(Collected data entries)
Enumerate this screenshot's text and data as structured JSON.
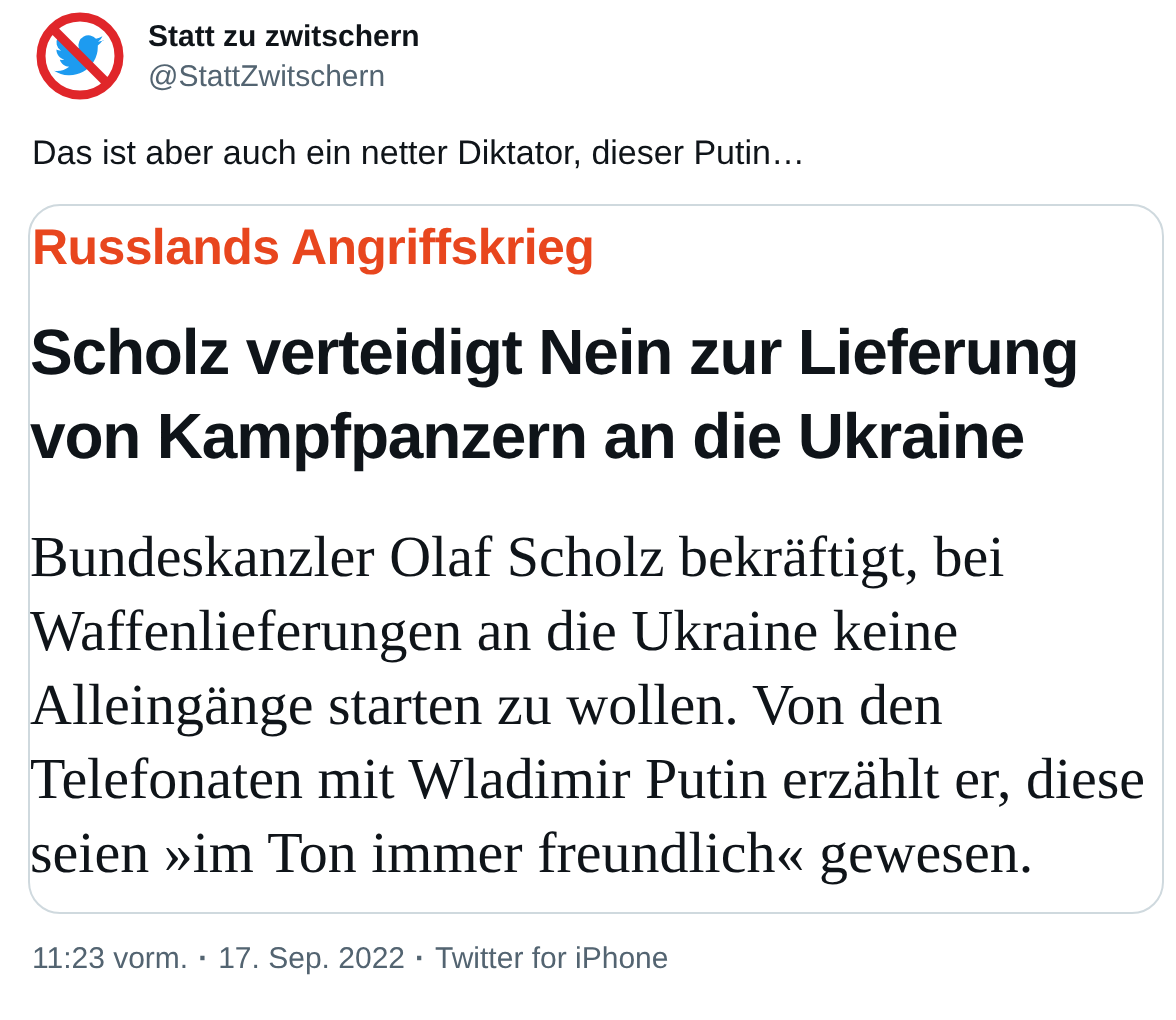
{
  "author": {
    "name": "Statt zu zwitschern",
    "handle": "@StattZwitschern"
  },
  "tweet_text": "Das ist aber auch ein netter Diktator, dieser Putin…",
  "article_card": {
    "kicker": "Russlands Angriffskrieg",
    "headline": "Scholz verteidigt Nein zur Lieferung von Kampfpanzern an die Ukraine",
    "body_lines": [
      "Bundeskanzler Olaf Scholz bekräftigt, bei",
      "Waffenlieferungen an die Ukraine keine",
      "Alleingänge starten zu wollen. Von den",
      "Telefonaten mit Wladimir Putin erzählt er, diese",
      "seien »im Ton immer freundlich« gewesen."
    ]
  },
  "meta": [
    {
      "kind": "time",
      "text": "11:23 vorm."
    },
    {
      "kind": "separator",
      "text": "·"
    },
    {
      "kind": "date",
      "text": "17. Sep. 2022"
    },
    {
      "kind": "separator",
      "text": "·"
    },
    {
      "kind": "source",
      "text": "Twitter for iPhone"
    }
  ]
}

* **Work to do**
Skip the pictures, then retype every line above exactly.

* **Solved problem**
Enumerate this screenshot's text and data as structured JSON.
{
  "author": {
    "name": "Statt zu zwitschern",
    "handle": "@StattZwitschern"
  },
  "tweet_text": "Das ist aber auch ein netter Diktator, dieser Putin…",
  "article_card": {
    "kicker": "Russlands Angriffskrieg",
    "headline": "Scholz verteidigt Nein zur Lieferung von Kampfpanzern an die Ukraine",
    "body_lines": [
      "Bundeskanzler Olaf Scholz bekräftigt, bei",
      "Waffenlieferungen an die Ukraine keine",
      "Alleingänge starten zu wollen. Von den",
      "Telefonaten mit Wladimir Putin erzählt er, diese",
      "seien »im Ton immer freundlich« gewesen."
    ]
  },
  "meta": [
    {
      "kind": "time",
      "text": "11:23 vorm."
    },
    {
      "kind": "separator",
      "text": "·"
    },
    {
      "kind": "date",
      "text": "17. Sep. 2022"
    },
    {
      "kind": "separator",
      "text": "·"
    },
    {
      "kind": "source",
      "text": "Twitter for iPhone"
    }
  ]
}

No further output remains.